Your goal - Copy out the whole listing exactly as written, leaving the pictures behind.

——

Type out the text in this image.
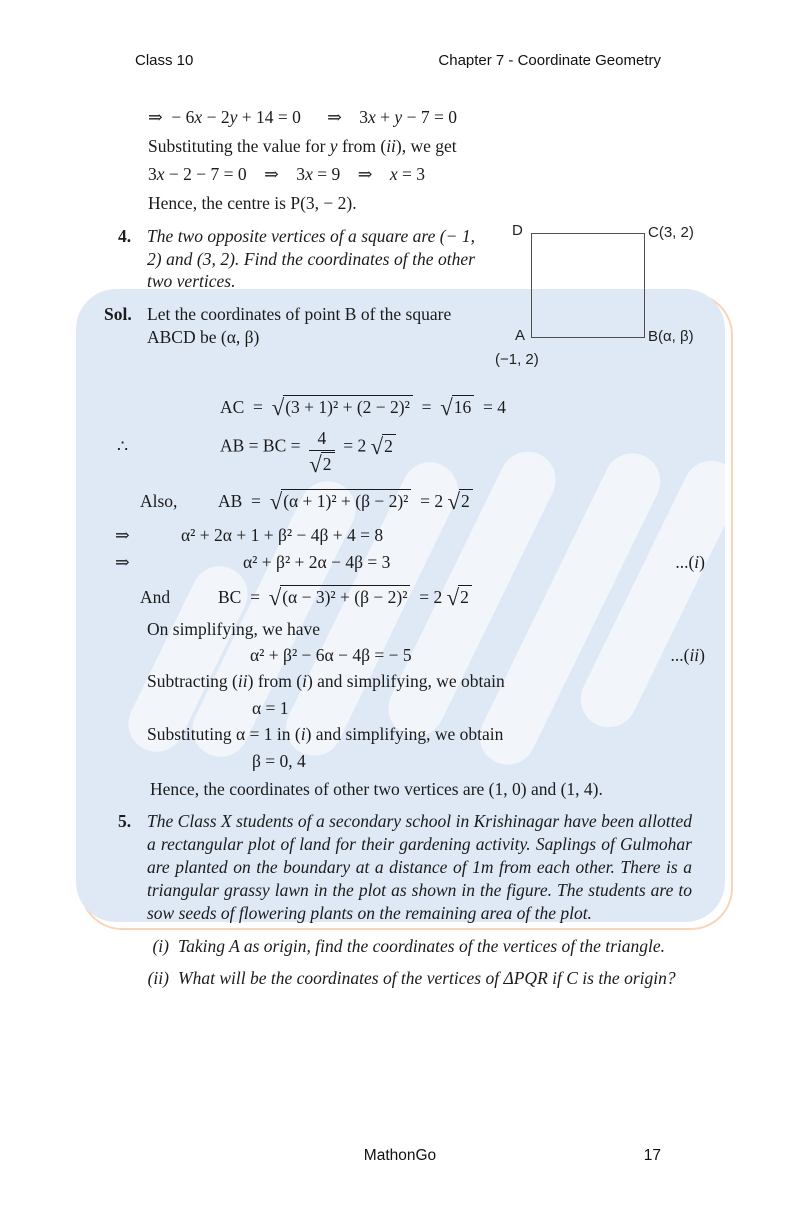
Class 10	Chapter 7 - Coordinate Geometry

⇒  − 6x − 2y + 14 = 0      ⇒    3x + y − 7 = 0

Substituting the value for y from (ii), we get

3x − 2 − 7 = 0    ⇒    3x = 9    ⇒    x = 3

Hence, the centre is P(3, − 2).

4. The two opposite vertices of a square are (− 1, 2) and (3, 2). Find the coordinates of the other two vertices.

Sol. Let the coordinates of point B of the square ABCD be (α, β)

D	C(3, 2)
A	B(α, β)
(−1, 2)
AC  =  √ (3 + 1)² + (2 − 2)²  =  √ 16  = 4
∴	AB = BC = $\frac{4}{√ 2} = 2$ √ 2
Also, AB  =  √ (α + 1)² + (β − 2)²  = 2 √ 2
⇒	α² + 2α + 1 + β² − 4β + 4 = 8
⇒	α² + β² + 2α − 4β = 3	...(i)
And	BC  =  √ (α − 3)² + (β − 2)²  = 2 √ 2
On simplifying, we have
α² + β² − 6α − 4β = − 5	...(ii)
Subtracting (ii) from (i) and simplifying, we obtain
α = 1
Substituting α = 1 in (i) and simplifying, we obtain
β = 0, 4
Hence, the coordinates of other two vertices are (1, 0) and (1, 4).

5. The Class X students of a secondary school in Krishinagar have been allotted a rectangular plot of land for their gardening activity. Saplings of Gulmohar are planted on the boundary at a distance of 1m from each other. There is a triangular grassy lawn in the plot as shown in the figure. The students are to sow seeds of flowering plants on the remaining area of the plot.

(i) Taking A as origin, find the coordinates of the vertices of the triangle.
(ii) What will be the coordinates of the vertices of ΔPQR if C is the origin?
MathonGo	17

——

The completed task -
Type out the text in this image.
Class 10	Chapter 7 - Coordinate Geometry

⇒  − 6x − 2y + 14 = 0      ⇒    3x + y − 7 = 0

Substituting the value for y from (ii), we get

3x − 2 − 7 = 0    ⇒    3x = 9    ⇒    x = 3

Hence, the centre is P(3, − 2).

4. The two opposite vertices of a square are (− 1, 2) and (3, 2). Find the coordinates of the other two vertices.

Sol. Let the coordinates of point B of the square ABCD be (α, β)

D	C(3, 2)
A	B(α, β)
(−1, 2)
AC  =  √ (3 + 1)² + (2 − 2)²  =  √ 16  = 4
∴	AB = BC = $\frac{4}{√ 2} = 2$ √ 2
Also, AB  =  √ (α + 1)² + (β − 2)²  = 2 √ 2
⇒	α² + 2α + 1 + β² − 4β + 4 = 8
⇒	α² + β² + 2α − 4β = 3	...(i)
And	BC  =  √ (α − 3)² + (β − 2)²  = 2 √ 2
On simplifying, we have
α² + β² − 6α − 4β = − 5	...(ii)
Subtracting (ii) from (i) and simplifying, we obtain
α = 1
Substituting α = 1 in (i) and simplifying, we obtain
β = 0, 4
Hence, the coordinates of other two vertices are (1, 0) and (1, 4).

5. The Class X students of a secondary school in Krishinagar have been allotted a rectangular plot of land for their gardening activity. Saplings of Gulmohar are planted on the boundary at a distance of 1m from each other. There is a triangular grassy lawn in the plot as shown in the figure. The students are to sow seeds of flowering plants on the remaining area of the plot.

(i) Taking A as origin, find the coordinates of the vertices of the triangle.
(ii) What will be the coordinates of the vertices of ΔPQR if C is the origin?
MathonGo	17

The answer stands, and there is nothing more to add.